▶ _TASK STATEMENT_: Wherever a line in the data below holds "pramen", copy that line.

▶ _RECORD LIST_:
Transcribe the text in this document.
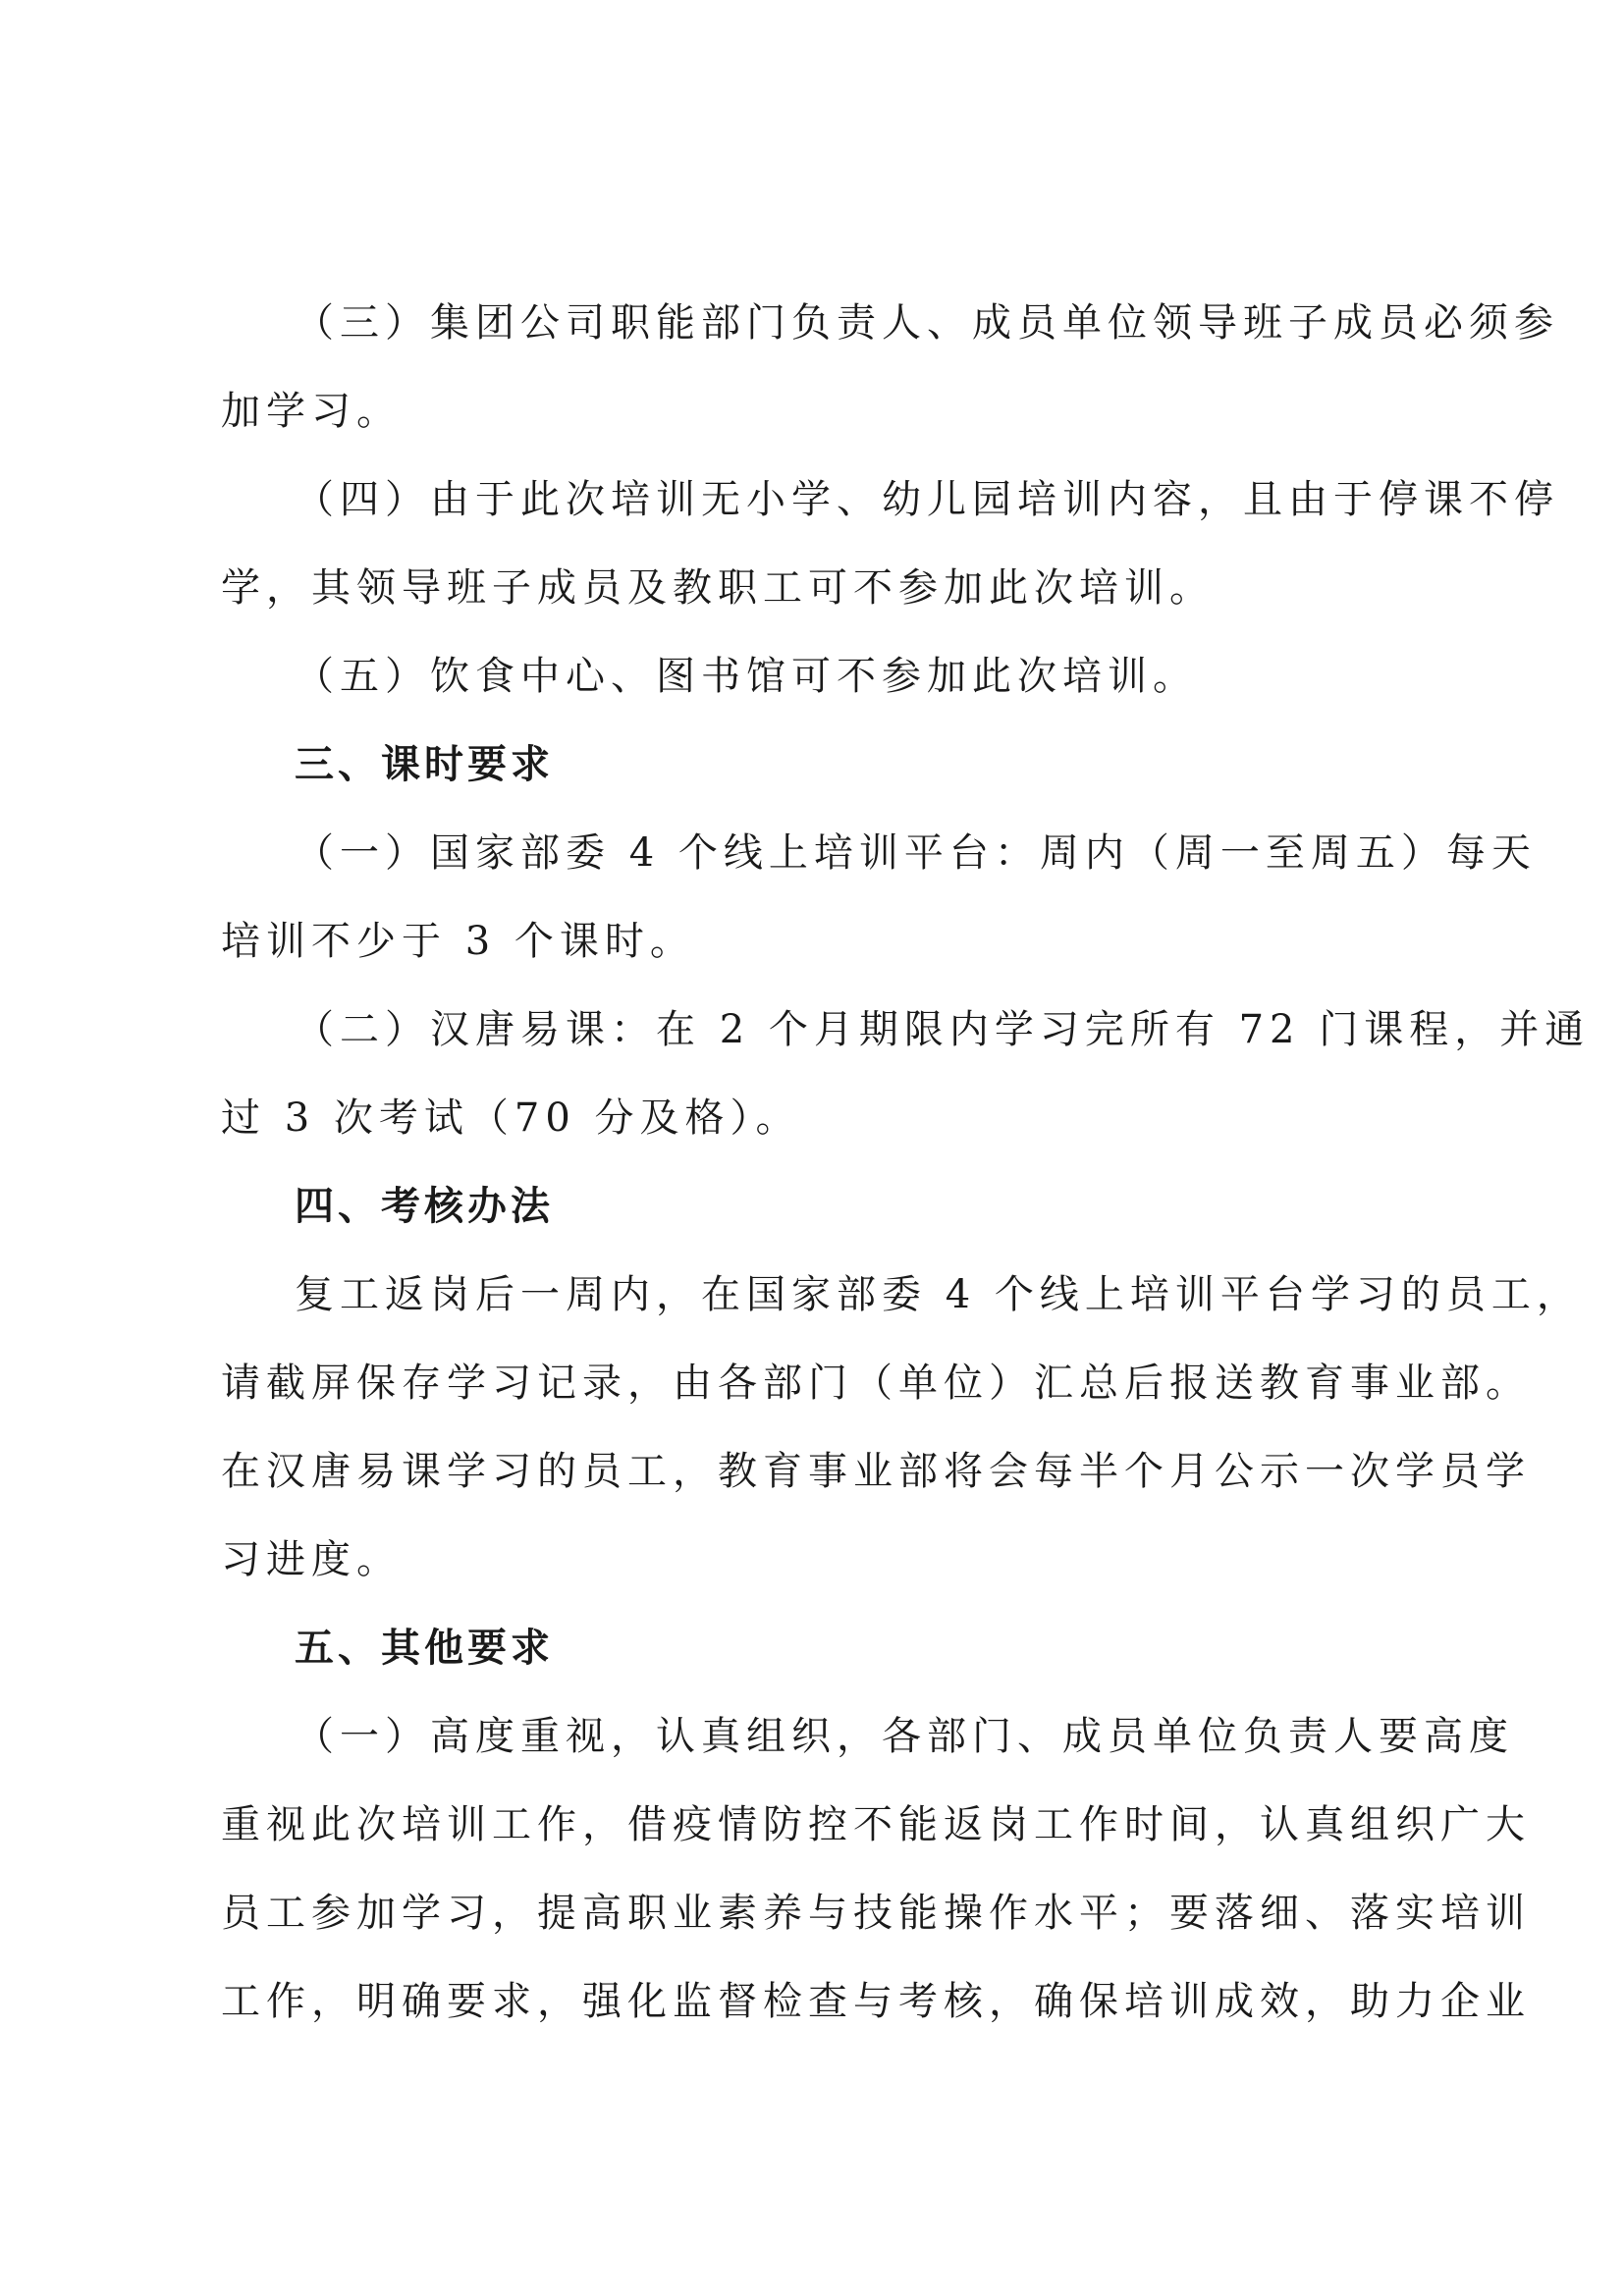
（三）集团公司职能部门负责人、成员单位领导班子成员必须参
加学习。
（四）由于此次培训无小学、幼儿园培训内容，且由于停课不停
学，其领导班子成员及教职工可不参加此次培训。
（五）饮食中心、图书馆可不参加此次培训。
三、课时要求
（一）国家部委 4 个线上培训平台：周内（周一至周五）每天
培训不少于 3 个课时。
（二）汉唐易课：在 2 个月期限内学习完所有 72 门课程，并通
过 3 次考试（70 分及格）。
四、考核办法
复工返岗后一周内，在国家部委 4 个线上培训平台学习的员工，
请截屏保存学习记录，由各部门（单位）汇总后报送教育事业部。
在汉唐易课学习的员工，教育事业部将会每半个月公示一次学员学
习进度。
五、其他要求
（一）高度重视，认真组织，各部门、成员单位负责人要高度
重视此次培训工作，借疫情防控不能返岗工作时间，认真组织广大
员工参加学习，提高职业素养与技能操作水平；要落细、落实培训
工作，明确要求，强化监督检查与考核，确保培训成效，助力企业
==
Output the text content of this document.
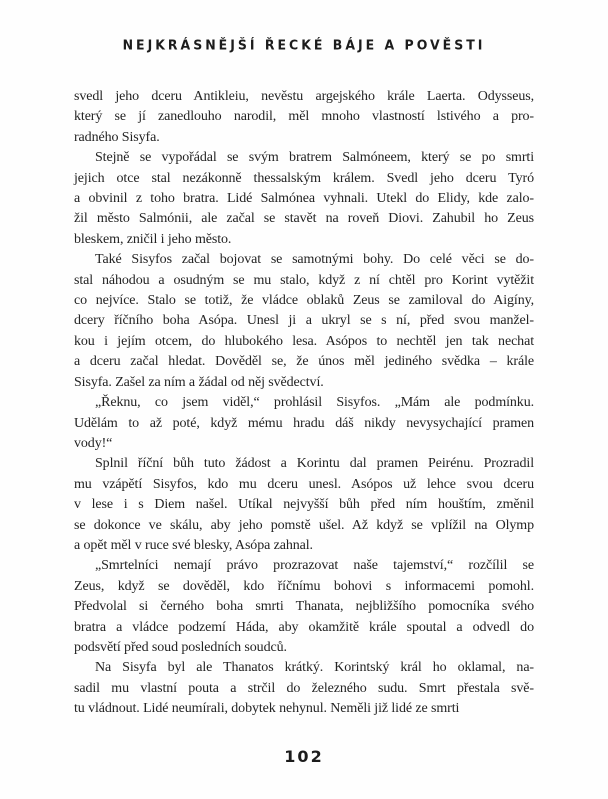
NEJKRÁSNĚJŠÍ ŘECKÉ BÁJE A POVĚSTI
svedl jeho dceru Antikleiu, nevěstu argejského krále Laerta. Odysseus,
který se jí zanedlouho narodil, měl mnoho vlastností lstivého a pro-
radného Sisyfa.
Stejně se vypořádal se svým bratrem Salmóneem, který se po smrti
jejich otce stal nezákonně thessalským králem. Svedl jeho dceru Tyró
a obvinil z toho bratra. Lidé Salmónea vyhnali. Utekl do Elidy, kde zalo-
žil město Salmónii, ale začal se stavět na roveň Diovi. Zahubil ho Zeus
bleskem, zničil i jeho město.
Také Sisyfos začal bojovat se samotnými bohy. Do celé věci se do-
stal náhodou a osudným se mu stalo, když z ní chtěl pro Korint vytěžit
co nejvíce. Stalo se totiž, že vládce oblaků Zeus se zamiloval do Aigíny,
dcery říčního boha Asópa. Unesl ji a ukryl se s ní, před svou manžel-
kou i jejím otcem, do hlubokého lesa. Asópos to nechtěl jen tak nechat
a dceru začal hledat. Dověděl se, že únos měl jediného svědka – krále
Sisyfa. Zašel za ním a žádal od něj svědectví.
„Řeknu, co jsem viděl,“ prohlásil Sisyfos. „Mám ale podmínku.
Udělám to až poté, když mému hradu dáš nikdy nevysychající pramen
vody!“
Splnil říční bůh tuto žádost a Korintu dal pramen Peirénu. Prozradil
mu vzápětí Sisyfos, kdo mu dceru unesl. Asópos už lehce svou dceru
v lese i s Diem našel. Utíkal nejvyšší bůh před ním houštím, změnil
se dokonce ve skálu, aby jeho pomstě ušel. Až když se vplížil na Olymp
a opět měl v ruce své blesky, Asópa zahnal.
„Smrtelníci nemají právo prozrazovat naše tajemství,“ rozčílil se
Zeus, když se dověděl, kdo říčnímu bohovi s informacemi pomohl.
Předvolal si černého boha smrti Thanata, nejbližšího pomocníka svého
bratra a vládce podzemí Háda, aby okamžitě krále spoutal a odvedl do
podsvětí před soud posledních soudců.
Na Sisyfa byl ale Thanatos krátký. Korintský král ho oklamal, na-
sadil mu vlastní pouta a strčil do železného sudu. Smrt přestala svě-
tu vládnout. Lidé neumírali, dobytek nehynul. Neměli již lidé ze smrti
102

▶ _RESPONSE FOR THIS EXERCISE_:
Udělám to až poté, když mému hradu dáš nikdy nevysychající pramen
Splnil říční bůh tuto žádost a Korintu dal pramen Peirénu. Prozradil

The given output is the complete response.